== Provided records
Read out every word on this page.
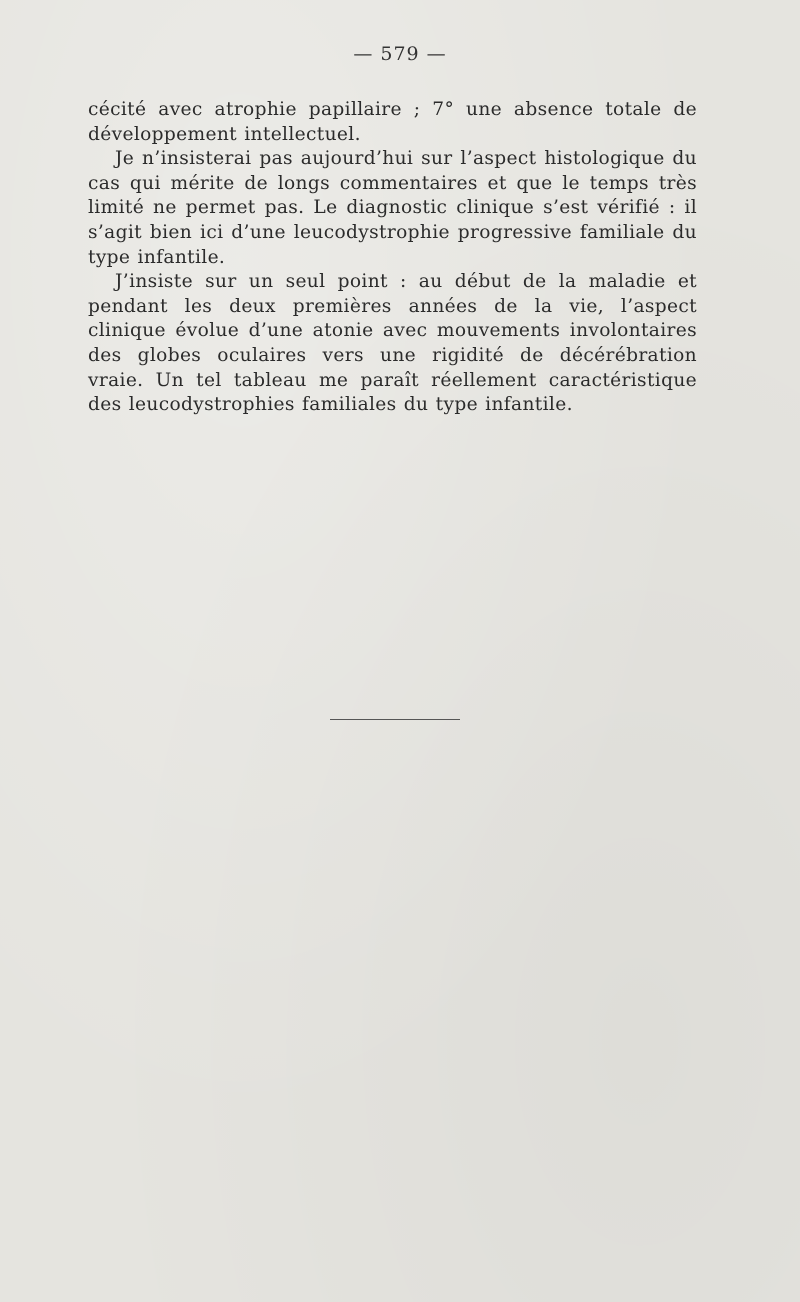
— 579 —

cécité avec atrophie papillaire ; 7° une absence totale de développement intellectuel.

Je n’insisterai pas aujourd’hui sur l’aspect histologique du cas qui mérite de longs commentaires et que le temps très limité ne permet pas. Le diagnostic clinique s’est vérifié : il s’agit bien ici d’une leucodystrophie progressive familiale du type infantile.

J’insiste sur un seul point : au début de la maladie et pendant les deux premières années de la vie, l’aspect clinique évolue d’une atonie avec mouvements involontaires des globes oculaires vers une rigidité de décérébration vraie. Un tel tableau me paraît réellement caractéristique des leucodystrophies familiales du type infantile.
====
▸ **Aim**
Write the material out again exactly as it appears, dropping the pictures.

▸ **Solution for this task**
Read out every word on this page.
— 579 —

cécité avec atrophie papillaire ; 7° une absence totale de développement intellectuel.

Je n’insisterai pas aujourd’hui sur l’aspect histologique du cas qui mérite de longs commentaires et que le temps très limité ne permet pas. Le diagnostic clinique s’est vérifié : il s’agit bien ici d’une leucodystrophie progressive familiale du type infantile.

J’insiste sur un seul point : au début de la maladie et pendant les deux premières années de la vie, l’aspect clinique évolue d’une atonie avec mouvements involontaires des globes oculaires vers une rigidité de décérébration vraie. Un tel tableau me paraît réellement caractéristique des leucodystrophies familiales du type infantile.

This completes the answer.